PROBLEM STATEMENT: Go through the data below and copy it exactly, skipping every picture.

AVAILABLE DATA:
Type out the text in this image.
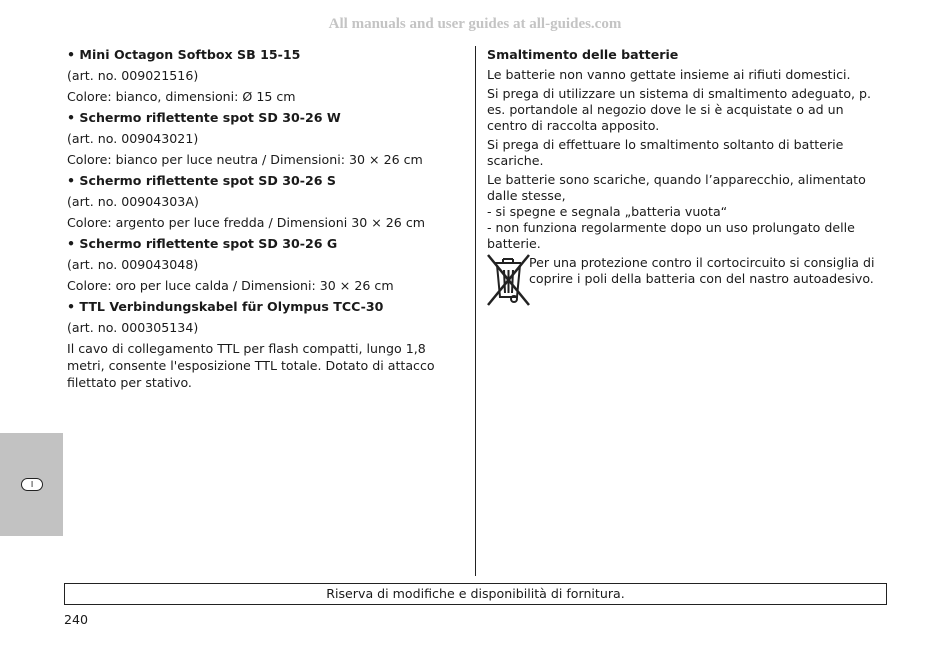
All manuals and user guides at all-guides.com

• Mini Octagon Softbox SB 15-15

(art. no. 009021516)

Colore: bianco, dimensioni: Ø 15 cm

• Schermo riflettente spot SD 30-26 W

(art. no. 009043021)

Colore: bianco per luce neutra / Dimensioni: 30 × 26 cm

• Schermo riflettente spot SD 30-26 S

(art. no. 00904303A)

Colore: argento per luce fredda / Dimensioni 30 × 26 cm

• Schermo riflettente spot SD 30-26 G

(art. no. 009043048)

Colore: oro per luce calda / Dimensioni: 30 × 26 cm

• TTL Verbindungskabel für Olympus TCC-30

(art. no. 000305134)

Il cavo di collegamento TTL per flash compatti, lungo 1,8 metri, consente l'esposizione TTL totale. Dotato di attacco filettato per stativo.

Smaltimento delle batterie

Le batterie non vanno gettate insieme ai rifiuti domestici.

Si prega di utilizzare un sistema di smaltimento adeguato, p. es. portandole al negozio dove le si è acquistate o ad un centro di raccolta apposito.

Si prega di effettuare lo smaltimento soltanto di batterie scariche.

Le batterie sono scariche, quando l’apparecchio, alimentato dalle stesse,

- si spegne e segnala „batteria vuota“

- non funziona regolarmente dopo un uso prolungato delle batterie.

Per una protezione contro il cortocircuito si consiglia di coprire i poli della batteria con del nastro autoadesivo.

I
Riserva di modifiche e disponibilità di fornitura.
240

EXERCISE RESPONSE:
Type out the text in this image.
All manuals and user guides at all-guides.com

• Mini Octagon Softbox SB 15-15

(art. no. 009021516)

Colore: bianco, dimensioni: Ø 15 cm

• Schermo riflettente spot SD 30-26 W

(art. no. 009043021)

Colore: bianco per luce neutra / Dimensioni: 30 × 26 cm

• Schermo riflettente spot SD 30-26 S

(art. no. 00904303A)

Colore: argento per luce fredda / Dimensioni 30 × 26 cm

• Schermo riflettente spot SD 30-26 G

(art. no. 009043048)

Colore: oro per luce calda / Dimensioni: 30 × 26 cm

• TTL Verbindungskabel für Olympus TCC-30

(art. no. 000305134)

Il cavo di collegamento TTL per flash compatti, lungo 1,8 metri, consente l'esposizione TTL totale. Dotato di attacco filettato per stativo.

Smaltimento delle batterie

Le batterie non vanno gettate insieme ai rifiuti domestici.

Si prega di utilizzare un sistema di smaltimento adeguato, p. es. portandole al negozio dove le si è acquistate o ad un centro di raccolta apposito.

Si prega di effettuare lo smaltimento soltanto di batterie scariche.

Le batterie sono scariche, quando l’apparecchio, alimentato dalle stesse,

- si spegne e segnala „batteria vuota“

- non funziona regolarmente dopo un uso prolungato delle batterie.

Per una protezione contro il cortocircuito si consiglia di coprire i poli della batteria con del nastro autoadesivo.

I
Riserva di modifiche e disponibilità di fornitura.
240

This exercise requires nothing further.